**To be done**
Please reproduce every record, keeping each one exactly as written.

═════ Input records

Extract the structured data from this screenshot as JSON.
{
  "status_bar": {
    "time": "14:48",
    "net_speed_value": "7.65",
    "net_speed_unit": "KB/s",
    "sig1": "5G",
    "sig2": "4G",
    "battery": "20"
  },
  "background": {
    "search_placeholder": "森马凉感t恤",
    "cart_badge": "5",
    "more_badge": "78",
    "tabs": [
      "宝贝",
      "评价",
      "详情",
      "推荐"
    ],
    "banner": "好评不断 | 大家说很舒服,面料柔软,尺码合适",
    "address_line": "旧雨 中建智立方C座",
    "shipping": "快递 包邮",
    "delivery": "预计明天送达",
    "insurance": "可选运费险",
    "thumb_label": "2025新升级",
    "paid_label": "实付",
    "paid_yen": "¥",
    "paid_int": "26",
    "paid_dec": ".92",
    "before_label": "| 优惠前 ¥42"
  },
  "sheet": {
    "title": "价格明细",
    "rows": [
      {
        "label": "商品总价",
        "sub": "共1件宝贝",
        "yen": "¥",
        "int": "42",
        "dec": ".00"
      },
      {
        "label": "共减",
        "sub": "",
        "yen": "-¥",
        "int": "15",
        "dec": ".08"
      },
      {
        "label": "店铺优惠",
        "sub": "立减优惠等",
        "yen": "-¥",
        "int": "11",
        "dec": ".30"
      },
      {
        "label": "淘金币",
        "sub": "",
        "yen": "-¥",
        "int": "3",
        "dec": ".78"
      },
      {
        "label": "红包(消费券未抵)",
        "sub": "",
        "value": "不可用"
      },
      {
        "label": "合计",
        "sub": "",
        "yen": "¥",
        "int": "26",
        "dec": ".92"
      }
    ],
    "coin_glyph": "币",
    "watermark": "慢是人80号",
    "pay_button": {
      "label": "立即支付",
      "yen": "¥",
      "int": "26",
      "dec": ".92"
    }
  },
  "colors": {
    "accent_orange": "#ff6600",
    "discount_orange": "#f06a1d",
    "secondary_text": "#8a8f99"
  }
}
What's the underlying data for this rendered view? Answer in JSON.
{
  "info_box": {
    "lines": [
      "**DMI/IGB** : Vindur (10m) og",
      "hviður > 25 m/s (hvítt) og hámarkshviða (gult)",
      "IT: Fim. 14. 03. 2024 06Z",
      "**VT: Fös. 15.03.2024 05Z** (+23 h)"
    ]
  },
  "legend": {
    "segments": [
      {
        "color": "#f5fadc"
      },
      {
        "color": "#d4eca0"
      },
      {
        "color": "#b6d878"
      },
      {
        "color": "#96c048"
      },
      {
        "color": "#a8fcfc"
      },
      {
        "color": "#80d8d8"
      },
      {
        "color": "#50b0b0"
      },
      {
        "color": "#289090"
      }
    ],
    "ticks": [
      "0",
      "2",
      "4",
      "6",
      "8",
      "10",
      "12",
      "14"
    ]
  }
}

══════════

**Correct answer**
Extract the structured data from this screenshot as JSON.
{
  "status_bar": {
    "time": "14:48",
    "net_speed_value": "7.65",
    "net_speed_unit": "KB/s",
    "sig1": "5G",
    "sig2": "4G",
    "battery": "20"
  },
  "background": {
    "search_placeholder": "森马凉感t恤",
    "cart_badge": "5",
    "more_badge": "78",
    "tabs": [
      "宝贝",
      "评价",
      "详情",
      "推荐"
    ],
    "banner": "好评不断 | 大家说很舒服,面料柔软,尺码合适",
    "address_line": "旧雨 中建智立方C座",
    "shipping": "快递 包邮",
    "delivery": "预计明天送达",
    "insurance": "可选运费险",
    "thumb_label": "2025新升级",
    "paid_label": "实付",
    "paid_yen": "¥",
    "paid_int": "26",
    "paid_dec": ".92",
    "before_label": "| 优惠前 ¥42"
  },
  "sheet": {
    "title": "价格明细",
    "rows": [
      {
        "label": "商品总价",
        "sub": "共1件宝贝",
        "yen": "¥",
        "int": "42",
        "dec": ".00"
      },
      {
        "label": "共减",
        "sub": "",
        "yen": "-¥",
        "int": "15",
        "dec": ".08"
      },
      {
        "label": "店铺优惠",
        "sub": "立减优惠等",
        "yen": "-¥",
        "int": "11",
        "dec": ".30"
      },
      {
        "label": "淘金币",
        "sub": "",
        "yen": "-¥",
        "int": "3",
        "dec": ".78"
      },
      {
        "label": "红包(消费券未抵)",
        "sub": "",
        "value": "不可用"
      },
      {
        "label": "合计",
        "sub": "",
        "yen": "¥",
        "int": "26",
        "dec": ".92"
      }
    ],
    "coin_glyph": "币",
    "watermark": "慢是人80号",
    "pay_button": {
      "label": "立即支付",
      "yen": "¥",
      "int": "26",
      "dec": ".92"
    }
  },
  "colors": {
    "accent_orange": "#ff6600",
    "discount_orange": "#f06a1d",
    "secondary_text": "#8a8f99"
  }
}
What's the underlying data for this rendered view? Answer in JSON.
{
  "info_box": {
    "lines": [
      "**DMI/IGB** : Vindur (10m) og",
      "hviður > 25 m/s (hvítt) og hámarkshviða (gult)",
      "IT: Fim. 14. 03. 2024 06Z",
      "**VT: Fös. 15.03.2024 05Z** (+23 h)"
    ]
  },
  "legend": {
    "segments": [
      {
        "color": "#f5fadc"
      },
      {
        "color": "#d4eca0"
      },
      {
        "color": "#b6d878"
      },
      {
        "color": "#96c048"
      },
      {
        "color": "#a8fcfc"
      },
      {
        "color": "#80d8d8"
      },
      {
        "color": "#50b0b0"
      },
      {
        "color": "#289090"
      }
    ],
    "ticks": [
      "0",
      "2",
      "4",
      "6",
      "8",
      "10",
      "12",
      "14"
    ]
  }
}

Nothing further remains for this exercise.